- EXERCISE -
Every line that contains the word "Wolfgang" should be copied.

- ENTRIES SUPPLIED -
- - - -

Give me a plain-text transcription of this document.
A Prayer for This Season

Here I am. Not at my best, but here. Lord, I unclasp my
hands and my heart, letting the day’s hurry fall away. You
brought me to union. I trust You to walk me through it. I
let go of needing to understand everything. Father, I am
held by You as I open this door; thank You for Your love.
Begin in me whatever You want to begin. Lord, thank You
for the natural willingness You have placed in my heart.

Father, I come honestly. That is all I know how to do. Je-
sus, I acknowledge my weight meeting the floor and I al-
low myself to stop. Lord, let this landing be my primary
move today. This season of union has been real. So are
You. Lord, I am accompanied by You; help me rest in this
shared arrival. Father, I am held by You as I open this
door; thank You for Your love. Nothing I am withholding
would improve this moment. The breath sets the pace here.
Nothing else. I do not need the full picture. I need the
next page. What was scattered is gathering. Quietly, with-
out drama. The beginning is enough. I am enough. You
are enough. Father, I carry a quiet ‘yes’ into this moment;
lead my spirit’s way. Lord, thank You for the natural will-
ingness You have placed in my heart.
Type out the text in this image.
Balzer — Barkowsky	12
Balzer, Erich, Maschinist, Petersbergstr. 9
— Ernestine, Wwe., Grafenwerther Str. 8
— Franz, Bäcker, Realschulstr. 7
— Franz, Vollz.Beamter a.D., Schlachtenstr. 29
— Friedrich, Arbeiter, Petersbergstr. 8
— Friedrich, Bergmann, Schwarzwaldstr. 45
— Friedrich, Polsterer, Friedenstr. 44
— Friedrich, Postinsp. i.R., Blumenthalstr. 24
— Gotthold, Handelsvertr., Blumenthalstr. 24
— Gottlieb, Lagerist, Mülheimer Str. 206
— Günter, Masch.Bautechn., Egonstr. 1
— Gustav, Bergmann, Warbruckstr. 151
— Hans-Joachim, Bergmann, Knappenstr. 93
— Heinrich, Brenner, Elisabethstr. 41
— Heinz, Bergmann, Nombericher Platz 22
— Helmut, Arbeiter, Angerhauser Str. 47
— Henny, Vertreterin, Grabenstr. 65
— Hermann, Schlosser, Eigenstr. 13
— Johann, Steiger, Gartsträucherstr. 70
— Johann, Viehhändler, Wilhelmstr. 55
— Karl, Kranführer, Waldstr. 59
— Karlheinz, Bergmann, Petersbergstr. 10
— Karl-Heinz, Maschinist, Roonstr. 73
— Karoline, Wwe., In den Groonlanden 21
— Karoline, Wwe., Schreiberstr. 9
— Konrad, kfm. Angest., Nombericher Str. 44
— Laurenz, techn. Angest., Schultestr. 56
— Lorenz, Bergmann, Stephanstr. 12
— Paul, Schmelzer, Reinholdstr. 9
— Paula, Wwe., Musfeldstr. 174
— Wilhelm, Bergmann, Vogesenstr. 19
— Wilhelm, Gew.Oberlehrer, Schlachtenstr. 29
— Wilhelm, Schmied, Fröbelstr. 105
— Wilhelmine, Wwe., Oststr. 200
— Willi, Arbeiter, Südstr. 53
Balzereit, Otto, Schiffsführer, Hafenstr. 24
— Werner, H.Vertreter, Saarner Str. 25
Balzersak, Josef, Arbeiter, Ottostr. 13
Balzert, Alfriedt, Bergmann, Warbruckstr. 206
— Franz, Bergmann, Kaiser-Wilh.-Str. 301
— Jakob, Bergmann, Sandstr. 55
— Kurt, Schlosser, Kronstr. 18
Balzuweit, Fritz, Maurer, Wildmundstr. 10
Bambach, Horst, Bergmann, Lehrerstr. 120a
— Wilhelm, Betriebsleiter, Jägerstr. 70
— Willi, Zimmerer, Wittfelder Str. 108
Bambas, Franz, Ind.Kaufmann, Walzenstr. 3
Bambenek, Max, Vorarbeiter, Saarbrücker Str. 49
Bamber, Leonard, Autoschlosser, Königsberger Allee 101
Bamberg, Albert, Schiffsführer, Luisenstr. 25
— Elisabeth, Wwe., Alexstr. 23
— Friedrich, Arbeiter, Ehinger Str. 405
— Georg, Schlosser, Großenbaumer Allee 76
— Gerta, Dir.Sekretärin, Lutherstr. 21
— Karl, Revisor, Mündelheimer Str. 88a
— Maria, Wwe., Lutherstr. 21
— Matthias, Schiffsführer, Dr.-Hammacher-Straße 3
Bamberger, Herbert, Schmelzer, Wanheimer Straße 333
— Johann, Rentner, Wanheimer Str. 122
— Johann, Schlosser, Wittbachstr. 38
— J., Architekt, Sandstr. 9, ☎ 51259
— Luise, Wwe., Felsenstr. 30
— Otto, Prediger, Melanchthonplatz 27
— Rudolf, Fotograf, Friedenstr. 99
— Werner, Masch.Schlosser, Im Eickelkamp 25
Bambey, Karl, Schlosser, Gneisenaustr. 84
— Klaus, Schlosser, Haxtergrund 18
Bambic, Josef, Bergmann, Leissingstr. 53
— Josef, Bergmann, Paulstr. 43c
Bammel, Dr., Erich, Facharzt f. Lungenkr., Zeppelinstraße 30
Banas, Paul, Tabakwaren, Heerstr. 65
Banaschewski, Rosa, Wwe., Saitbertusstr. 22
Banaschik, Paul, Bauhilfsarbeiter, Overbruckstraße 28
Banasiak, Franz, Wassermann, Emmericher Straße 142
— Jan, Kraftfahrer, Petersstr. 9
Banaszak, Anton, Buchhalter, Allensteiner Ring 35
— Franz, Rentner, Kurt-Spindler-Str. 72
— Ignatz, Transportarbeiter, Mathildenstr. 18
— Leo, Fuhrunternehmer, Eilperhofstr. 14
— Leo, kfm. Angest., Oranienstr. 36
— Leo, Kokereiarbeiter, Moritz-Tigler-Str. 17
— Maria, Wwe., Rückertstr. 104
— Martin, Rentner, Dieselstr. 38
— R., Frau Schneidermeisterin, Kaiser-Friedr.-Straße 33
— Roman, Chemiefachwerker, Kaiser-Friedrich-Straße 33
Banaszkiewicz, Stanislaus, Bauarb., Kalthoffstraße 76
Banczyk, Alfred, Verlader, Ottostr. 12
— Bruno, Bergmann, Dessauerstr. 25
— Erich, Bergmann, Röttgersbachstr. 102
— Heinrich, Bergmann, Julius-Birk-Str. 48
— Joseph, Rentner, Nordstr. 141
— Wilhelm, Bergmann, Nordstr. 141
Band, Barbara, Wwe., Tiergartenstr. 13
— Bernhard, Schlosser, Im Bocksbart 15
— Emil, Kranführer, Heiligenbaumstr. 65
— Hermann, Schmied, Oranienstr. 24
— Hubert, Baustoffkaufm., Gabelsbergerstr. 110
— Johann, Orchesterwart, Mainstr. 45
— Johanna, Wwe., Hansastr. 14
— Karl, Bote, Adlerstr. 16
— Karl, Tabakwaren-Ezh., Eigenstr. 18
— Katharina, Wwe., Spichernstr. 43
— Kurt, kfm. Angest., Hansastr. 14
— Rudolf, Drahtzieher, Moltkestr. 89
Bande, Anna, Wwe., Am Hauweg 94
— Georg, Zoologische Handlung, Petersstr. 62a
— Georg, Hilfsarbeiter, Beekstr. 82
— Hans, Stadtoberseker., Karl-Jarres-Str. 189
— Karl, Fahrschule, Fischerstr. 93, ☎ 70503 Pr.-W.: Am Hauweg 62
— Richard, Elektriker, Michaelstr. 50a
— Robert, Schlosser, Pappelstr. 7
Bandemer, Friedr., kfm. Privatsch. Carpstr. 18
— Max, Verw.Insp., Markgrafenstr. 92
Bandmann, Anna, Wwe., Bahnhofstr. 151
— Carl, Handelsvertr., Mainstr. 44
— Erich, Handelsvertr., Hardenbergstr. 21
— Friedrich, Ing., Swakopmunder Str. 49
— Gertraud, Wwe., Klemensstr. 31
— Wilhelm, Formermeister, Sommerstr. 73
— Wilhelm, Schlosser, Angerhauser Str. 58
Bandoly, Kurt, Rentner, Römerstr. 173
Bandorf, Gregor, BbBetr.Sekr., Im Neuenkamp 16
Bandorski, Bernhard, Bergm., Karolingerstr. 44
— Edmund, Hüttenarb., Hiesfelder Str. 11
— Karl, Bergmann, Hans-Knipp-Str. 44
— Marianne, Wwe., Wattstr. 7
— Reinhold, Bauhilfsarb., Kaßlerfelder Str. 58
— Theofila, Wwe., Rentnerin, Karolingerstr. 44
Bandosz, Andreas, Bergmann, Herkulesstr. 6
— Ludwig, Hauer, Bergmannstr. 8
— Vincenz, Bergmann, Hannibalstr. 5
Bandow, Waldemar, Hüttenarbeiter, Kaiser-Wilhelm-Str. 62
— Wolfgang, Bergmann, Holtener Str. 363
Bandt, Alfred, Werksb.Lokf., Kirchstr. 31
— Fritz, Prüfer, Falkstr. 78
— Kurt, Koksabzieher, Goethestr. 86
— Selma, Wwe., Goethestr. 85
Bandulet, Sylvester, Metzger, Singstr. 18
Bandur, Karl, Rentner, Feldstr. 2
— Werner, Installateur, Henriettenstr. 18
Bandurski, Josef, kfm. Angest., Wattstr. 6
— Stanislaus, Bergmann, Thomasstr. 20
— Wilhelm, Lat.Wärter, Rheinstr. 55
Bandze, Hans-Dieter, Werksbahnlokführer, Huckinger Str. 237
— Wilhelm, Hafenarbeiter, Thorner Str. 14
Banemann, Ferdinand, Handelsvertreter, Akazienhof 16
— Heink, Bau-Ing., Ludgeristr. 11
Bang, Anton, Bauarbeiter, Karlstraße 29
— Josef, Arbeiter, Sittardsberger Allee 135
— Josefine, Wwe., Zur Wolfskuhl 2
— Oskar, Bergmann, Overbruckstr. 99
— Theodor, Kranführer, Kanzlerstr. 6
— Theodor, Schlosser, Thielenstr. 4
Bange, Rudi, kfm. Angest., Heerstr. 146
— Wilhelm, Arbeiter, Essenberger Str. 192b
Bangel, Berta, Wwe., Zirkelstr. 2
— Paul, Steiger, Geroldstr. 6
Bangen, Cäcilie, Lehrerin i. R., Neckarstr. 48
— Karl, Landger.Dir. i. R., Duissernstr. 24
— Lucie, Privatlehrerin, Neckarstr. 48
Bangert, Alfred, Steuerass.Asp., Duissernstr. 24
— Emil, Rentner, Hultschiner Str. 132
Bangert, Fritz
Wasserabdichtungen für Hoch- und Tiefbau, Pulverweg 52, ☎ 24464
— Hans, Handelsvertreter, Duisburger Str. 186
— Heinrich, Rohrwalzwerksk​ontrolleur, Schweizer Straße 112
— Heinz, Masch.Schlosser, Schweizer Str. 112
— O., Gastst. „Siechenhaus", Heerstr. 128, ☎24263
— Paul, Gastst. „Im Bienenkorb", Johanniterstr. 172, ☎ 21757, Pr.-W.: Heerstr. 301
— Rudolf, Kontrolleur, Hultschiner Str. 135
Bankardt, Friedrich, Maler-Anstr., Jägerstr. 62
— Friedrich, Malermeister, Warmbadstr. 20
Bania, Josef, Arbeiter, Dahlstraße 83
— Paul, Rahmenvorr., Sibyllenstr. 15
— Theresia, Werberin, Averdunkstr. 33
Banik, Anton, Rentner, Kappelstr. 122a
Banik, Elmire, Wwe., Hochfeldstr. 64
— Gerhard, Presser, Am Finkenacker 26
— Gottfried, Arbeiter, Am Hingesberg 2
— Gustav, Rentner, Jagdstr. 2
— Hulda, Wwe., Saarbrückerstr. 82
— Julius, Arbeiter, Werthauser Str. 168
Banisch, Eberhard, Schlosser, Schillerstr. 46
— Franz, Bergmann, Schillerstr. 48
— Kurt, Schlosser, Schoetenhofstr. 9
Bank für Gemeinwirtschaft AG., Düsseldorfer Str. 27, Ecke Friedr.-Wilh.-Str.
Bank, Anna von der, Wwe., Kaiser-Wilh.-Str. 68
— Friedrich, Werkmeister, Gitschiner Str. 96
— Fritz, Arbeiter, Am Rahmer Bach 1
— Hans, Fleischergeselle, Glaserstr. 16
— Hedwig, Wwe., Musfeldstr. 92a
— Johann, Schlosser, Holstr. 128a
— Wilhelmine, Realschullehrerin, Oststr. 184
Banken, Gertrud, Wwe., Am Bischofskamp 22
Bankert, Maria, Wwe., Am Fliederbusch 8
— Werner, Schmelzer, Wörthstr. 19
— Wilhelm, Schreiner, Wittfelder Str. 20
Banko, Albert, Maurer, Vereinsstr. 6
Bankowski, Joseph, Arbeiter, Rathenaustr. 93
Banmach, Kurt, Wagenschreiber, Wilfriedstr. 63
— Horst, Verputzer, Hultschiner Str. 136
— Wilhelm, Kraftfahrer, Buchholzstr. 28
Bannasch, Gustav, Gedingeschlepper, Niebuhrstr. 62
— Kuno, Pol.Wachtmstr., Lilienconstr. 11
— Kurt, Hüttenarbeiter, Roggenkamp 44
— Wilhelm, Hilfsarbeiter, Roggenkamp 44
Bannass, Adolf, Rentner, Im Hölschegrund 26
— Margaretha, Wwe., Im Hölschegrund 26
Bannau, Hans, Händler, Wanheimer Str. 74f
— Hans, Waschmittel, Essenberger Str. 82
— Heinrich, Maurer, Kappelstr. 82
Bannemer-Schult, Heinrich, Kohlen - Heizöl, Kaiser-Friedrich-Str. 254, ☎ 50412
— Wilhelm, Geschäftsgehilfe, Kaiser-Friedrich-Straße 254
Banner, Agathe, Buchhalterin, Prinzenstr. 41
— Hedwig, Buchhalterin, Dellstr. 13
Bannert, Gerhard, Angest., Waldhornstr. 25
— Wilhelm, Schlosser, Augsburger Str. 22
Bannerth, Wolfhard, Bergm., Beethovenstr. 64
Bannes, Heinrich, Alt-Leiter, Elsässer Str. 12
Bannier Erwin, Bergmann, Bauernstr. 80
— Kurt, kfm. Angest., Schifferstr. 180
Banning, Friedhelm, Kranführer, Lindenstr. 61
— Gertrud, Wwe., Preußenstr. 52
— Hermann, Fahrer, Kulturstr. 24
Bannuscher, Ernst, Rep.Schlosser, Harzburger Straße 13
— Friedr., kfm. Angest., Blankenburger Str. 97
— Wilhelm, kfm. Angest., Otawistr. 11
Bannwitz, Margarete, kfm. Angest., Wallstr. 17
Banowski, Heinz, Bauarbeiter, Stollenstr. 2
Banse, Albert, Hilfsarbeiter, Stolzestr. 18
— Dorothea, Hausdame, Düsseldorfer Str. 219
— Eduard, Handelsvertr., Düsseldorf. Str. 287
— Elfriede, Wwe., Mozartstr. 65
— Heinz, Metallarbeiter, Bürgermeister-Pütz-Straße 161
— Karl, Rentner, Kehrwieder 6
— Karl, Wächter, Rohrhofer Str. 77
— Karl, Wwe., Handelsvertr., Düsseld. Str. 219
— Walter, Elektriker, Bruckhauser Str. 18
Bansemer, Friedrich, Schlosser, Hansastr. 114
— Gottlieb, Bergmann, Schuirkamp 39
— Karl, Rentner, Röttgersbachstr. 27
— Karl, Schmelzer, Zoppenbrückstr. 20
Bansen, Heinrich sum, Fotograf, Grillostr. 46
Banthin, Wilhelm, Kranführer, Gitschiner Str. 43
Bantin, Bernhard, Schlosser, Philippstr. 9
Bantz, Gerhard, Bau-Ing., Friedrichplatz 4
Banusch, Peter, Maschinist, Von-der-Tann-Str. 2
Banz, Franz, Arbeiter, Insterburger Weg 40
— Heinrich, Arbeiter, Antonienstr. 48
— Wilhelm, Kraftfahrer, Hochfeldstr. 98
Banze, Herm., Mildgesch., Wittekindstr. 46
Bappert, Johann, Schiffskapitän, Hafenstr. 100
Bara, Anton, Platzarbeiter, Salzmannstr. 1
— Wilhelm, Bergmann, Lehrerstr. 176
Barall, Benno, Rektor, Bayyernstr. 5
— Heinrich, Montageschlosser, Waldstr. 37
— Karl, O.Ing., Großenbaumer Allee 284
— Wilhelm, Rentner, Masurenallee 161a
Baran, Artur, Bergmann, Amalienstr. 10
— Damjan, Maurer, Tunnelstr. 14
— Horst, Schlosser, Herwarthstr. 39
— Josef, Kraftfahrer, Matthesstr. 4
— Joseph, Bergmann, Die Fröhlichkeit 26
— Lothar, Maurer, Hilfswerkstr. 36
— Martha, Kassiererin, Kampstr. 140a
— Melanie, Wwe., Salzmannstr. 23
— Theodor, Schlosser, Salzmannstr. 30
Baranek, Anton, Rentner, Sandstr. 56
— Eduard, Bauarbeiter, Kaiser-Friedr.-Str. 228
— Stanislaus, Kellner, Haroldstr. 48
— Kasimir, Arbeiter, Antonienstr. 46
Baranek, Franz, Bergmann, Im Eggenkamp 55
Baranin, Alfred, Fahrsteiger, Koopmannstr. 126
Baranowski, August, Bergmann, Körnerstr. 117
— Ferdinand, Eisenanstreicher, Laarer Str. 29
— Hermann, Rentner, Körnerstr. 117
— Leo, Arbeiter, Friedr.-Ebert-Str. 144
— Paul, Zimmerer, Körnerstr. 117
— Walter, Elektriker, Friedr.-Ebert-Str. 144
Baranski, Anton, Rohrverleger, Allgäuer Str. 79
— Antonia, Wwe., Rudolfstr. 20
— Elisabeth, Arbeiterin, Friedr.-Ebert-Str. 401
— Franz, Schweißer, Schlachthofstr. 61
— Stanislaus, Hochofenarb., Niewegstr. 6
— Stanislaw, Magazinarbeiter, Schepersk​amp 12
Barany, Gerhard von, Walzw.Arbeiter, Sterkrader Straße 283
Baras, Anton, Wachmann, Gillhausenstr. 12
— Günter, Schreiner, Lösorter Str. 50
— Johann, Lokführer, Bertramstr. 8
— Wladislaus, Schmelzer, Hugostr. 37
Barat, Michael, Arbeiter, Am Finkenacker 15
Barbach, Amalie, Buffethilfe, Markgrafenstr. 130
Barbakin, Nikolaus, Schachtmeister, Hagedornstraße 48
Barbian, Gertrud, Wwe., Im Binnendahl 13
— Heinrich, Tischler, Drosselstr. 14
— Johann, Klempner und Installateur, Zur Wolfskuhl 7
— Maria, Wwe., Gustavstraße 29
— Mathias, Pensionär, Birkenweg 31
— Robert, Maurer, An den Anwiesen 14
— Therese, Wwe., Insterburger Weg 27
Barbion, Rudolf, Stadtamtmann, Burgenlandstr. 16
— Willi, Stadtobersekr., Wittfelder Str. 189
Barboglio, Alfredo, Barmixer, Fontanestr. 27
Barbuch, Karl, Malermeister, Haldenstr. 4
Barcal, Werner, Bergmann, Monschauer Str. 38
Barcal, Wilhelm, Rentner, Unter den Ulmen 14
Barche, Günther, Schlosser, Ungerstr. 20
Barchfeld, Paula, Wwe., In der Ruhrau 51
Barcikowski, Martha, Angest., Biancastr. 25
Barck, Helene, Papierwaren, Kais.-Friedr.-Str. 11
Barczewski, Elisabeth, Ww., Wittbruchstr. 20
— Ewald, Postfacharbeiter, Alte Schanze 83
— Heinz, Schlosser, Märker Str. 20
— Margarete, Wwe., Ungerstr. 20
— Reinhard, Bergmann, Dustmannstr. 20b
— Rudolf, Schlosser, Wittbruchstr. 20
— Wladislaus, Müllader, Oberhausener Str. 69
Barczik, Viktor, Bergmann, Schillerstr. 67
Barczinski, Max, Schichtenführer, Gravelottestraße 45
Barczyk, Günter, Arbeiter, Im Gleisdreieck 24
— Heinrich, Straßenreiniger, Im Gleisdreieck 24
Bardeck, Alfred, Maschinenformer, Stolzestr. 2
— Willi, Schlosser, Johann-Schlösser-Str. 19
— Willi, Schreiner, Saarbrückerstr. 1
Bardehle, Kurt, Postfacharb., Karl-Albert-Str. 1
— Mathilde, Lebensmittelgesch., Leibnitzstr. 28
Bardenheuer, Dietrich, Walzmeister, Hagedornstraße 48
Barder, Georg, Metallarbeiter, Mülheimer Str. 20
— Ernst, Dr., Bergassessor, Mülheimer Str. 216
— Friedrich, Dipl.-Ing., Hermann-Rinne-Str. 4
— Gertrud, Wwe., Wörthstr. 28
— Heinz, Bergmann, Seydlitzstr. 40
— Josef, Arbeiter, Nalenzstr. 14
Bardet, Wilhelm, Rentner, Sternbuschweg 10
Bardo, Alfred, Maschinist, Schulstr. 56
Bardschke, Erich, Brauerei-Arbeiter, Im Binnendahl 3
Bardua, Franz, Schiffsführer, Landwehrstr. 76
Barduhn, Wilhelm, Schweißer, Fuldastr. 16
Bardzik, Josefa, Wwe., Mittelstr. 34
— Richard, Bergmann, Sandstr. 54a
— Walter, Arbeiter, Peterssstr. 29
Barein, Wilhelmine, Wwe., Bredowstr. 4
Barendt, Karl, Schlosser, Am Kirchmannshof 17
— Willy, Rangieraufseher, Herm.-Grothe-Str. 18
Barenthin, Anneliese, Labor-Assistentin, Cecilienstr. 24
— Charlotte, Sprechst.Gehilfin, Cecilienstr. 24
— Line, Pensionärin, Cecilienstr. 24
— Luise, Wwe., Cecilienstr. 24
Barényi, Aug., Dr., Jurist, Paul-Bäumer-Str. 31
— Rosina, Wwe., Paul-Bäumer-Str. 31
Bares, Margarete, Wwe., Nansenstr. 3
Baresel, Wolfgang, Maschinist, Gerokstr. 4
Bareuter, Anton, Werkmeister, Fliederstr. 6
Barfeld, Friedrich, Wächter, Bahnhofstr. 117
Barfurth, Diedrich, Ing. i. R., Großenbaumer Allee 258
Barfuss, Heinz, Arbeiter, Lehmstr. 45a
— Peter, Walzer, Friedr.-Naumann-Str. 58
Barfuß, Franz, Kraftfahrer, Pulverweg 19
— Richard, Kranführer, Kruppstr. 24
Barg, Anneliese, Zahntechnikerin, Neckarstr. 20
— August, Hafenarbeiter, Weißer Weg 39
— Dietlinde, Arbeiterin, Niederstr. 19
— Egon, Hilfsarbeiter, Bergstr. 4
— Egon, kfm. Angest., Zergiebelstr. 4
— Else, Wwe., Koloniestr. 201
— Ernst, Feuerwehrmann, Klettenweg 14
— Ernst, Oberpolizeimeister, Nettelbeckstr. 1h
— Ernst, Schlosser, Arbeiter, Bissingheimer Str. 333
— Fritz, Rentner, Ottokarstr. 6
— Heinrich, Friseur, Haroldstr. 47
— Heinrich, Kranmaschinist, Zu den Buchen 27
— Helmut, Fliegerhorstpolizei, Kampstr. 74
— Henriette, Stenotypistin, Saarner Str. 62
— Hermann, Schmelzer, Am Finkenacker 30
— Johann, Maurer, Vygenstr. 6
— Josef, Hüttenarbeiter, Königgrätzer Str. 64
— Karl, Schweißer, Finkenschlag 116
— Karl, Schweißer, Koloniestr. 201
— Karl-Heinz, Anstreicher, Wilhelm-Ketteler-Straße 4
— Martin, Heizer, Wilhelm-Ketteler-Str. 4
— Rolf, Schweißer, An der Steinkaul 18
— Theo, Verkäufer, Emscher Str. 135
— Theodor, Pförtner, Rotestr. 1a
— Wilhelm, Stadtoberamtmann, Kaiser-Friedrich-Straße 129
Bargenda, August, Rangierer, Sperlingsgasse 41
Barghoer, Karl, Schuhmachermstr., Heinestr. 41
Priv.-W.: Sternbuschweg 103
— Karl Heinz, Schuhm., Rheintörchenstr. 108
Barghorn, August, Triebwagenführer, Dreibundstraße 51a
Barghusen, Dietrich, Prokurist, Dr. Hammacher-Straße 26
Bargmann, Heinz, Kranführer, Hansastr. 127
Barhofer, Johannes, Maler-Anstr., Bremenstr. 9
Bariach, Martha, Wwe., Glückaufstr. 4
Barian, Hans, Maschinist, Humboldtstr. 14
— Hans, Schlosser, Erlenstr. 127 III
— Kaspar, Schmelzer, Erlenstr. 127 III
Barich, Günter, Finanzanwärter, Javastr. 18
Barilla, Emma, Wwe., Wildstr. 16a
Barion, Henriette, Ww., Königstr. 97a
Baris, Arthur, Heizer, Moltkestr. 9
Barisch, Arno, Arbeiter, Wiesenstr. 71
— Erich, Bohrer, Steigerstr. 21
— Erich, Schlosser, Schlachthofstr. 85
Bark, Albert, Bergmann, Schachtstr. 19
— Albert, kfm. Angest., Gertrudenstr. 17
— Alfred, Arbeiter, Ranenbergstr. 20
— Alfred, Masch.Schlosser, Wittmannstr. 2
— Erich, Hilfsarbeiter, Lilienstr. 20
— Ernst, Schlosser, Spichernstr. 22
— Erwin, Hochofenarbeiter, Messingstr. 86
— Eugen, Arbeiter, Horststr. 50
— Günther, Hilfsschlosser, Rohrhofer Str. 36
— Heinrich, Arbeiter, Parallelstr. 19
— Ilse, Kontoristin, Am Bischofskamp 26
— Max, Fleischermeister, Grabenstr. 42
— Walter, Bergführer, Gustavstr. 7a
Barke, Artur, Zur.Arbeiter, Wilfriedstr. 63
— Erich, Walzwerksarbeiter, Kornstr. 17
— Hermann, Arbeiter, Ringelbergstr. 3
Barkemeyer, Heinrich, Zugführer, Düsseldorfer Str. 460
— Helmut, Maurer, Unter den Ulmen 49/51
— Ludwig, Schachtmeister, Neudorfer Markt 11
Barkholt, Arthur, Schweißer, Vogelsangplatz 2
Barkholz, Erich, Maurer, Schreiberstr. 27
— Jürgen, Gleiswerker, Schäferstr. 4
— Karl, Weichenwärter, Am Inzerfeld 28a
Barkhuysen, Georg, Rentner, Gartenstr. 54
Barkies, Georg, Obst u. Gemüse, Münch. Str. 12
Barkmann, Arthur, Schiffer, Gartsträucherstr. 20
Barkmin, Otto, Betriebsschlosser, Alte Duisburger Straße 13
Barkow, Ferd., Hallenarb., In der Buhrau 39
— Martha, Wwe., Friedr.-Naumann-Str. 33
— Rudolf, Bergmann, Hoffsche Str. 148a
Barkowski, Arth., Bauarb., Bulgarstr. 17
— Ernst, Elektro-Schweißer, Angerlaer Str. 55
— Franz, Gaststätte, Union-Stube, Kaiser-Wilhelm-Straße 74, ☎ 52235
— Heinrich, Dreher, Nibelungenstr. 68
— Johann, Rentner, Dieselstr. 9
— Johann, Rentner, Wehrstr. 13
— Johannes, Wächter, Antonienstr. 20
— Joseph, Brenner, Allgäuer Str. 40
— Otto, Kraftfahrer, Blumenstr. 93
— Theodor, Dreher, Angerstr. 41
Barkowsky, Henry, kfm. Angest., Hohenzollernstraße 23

- - - -

- SOLUTION FOR THIS TASK -
— Wolfgang, Bergmann, Holtener Str. 363
Baresel, Wolfgang, Maschinist, Gerokstr. 4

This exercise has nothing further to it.